-- What to work on --
Check each line of the material below for "through", then copy the ones that contain it.

Stored items from a collection
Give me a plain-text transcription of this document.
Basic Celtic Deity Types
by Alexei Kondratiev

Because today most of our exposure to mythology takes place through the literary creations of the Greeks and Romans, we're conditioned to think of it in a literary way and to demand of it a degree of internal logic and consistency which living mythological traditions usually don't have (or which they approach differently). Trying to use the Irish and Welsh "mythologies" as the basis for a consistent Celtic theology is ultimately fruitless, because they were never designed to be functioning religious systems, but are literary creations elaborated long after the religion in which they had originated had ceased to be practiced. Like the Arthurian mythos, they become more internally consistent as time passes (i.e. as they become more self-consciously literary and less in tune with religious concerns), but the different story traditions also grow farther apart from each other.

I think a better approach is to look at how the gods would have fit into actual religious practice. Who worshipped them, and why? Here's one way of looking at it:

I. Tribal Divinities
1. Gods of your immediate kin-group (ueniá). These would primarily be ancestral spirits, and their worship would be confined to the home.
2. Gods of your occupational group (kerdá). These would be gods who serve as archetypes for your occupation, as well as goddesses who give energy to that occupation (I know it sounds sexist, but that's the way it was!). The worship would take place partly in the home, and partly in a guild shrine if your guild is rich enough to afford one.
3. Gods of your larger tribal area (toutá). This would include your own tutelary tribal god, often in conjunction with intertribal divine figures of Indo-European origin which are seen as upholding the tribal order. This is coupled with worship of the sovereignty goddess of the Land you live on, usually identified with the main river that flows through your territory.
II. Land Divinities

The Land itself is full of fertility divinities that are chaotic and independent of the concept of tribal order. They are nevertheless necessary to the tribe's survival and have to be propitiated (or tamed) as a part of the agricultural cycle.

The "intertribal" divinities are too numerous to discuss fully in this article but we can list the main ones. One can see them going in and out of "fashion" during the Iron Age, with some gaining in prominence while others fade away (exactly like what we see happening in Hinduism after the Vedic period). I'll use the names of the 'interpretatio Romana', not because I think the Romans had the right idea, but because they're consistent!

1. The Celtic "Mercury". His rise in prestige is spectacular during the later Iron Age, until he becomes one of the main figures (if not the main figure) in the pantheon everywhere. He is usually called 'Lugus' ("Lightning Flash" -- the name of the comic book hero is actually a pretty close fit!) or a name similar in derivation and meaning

-- Output for this exercise --
Because today most of our exposure to mythology takes place through the literary creations of the Greeks and Romans, we're conditioned to think of it in a literary way and to demand of it a degree of internal logic and consistency which living mythological traditions usually don't have (or which they approach differently). Trying to use the Irish and Welsh "mythologies" as the basis for a consistent Celtic theology is ultimately fruitless, because they were never designed to be functioning religious systems, but are literary creations elaborated long after the religion in which they had originated had ceased to be practiced. Like the Arthurian mythos, they become more internally consistent as time passes (i.e. as they become more self-consciously literary and less in tune with religious concerns), but the different story traditions also grow farther apart from each other.
3. Gods of your larger tribal area (toutá). This would include your own tutelary tribal god, often in conjunction with intertribal divine figures of Indo-European origin which are seen as upholding the tribal order. This is coupled with worship of the sovereignty goddess of the Land you live on, usually identified with the main river that flows through your territory.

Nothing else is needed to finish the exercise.